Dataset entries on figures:

** Start **

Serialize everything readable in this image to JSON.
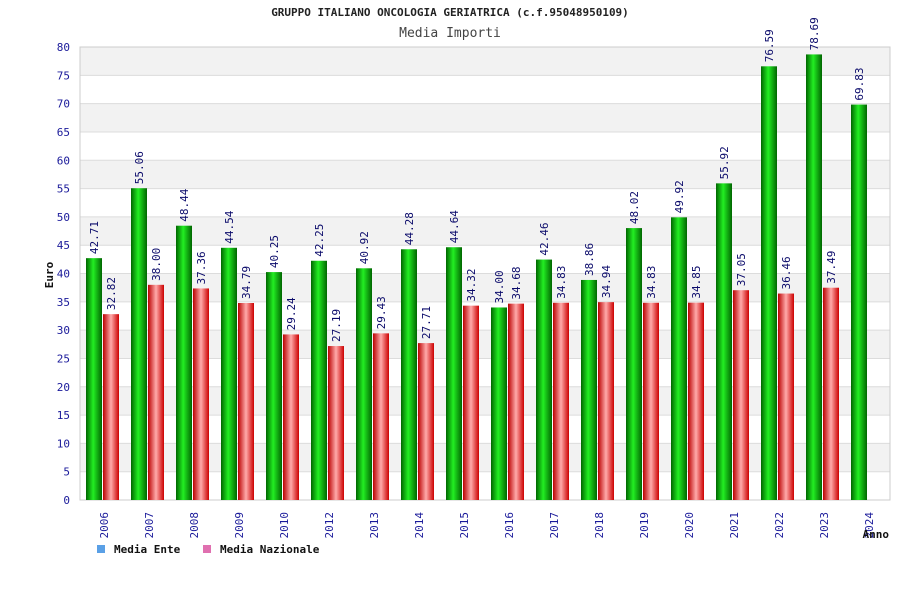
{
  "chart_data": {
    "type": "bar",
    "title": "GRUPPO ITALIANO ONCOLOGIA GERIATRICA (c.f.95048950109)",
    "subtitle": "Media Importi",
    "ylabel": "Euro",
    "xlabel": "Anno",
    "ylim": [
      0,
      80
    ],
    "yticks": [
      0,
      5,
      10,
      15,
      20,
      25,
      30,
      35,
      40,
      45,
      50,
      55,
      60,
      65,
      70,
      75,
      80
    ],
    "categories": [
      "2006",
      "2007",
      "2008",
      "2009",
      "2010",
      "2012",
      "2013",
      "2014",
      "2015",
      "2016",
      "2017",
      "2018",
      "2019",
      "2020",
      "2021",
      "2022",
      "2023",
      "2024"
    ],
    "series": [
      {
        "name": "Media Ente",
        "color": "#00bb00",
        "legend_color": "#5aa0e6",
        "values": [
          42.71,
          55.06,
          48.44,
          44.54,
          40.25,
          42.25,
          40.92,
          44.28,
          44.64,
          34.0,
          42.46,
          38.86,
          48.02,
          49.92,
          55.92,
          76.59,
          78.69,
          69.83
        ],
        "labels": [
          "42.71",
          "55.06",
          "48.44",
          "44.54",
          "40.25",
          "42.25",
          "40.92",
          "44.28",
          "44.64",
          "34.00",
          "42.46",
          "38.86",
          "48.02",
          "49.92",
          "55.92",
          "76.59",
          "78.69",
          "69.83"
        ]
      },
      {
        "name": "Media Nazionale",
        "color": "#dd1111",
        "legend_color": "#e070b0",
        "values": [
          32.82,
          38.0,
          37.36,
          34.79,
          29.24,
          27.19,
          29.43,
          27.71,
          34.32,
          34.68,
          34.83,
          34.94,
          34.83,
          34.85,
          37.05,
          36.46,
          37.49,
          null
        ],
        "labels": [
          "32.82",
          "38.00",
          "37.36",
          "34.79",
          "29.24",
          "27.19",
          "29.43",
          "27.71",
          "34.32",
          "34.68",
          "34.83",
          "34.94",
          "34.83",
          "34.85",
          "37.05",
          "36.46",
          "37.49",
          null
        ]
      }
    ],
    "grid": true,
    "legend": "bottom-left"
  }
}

** End **

- **GIVEN TASK**:
Repeat each line of the records above exactly, but do not copy the pictures.

- **COMPLETE RESPONSE**:
Serialize everything readable in this image to JSON.
{
  "chart_data": {
    "type": "bar",
    "title": "GRUPPO ITALIANO ONCOLOGIA GERIATRICA (c.f.95048950109)",
    "subtitle": "Media Importi",
    "ylabel": "Euro",
    "xlabel": "Anno",
    "ylim": [
      0,
      80
    ],
    "yticks": [
      0,
      5,
      10,
      15,
      20,
      25,
      30,
      35,
      40,
      45,
      50,
      55,
      60,
      65,
      70,
      75,
      80
    ],
    "categories": [
      "2006",
      "2007",
      "2008",
      "2009",
      "2010",
      "2012",
      "2013",
      "2014",
      "2015",
      "2016",
      "2017",
      "2018",
      "2019",
      "2020",
      "2021",
      "2022",
      "2023",
      "2024"
    ],
    "series": [
      {
        "name": "Media Ente",
        "color": "#00bb00",
        "legend_color": "#5aa0e6",
        "values": [
          42.71,
          55.06,
          48.44,
          44.54,
          40.25,
          42.25,
          40.92,
          44.28,
          44.64,
          34.0,
          42.46,
          38.86,
          48.02,
          49.92,
          55.92,
          76.59,
          78.69,
          69.83
        ],
        "labels": [
          "42.71",
          "55.06",
          "48.44",
          "44.54",
          "40.25",
          "42.25",
          "40.92",
          "44.28",
          "44.64",
          "34.00",
          "42.46",
          "38.86",
          "48.02",
          "49.92",
          "55.92",
          "76.59",
          "78.69",
          "69.83"
        ]
      },
      {
        "name": "Media Nazionale",
        "color": "#dd1111",
        "legend_color": "#e070b0",
        "values": [
          32.82,
          38.0,
          37.36,
          34.79,
          29.24,
          27.19,
          29.43,
          27.71,
          34.32,
          34.68,
          34.83,
          34.94,
          34.83,
          34.85,
          37.05,
          36.46,
          37.49,
          null
        ],
        "labels": [
          "32.82",
          "38.00",
          "37.36",
          "34.79",
          "29.24",
          "27.19",
          "29.43",
          "27.71",
          "34.32",
          "34.68",
          "34.83",
          "34.94",
          "34.83",
          "34.85",
          "37.05",
          "36.46",
          "37.49",
          null
        ]
      }
    ],
    "grid": true,
    "legend": "bottom-left"
  }
}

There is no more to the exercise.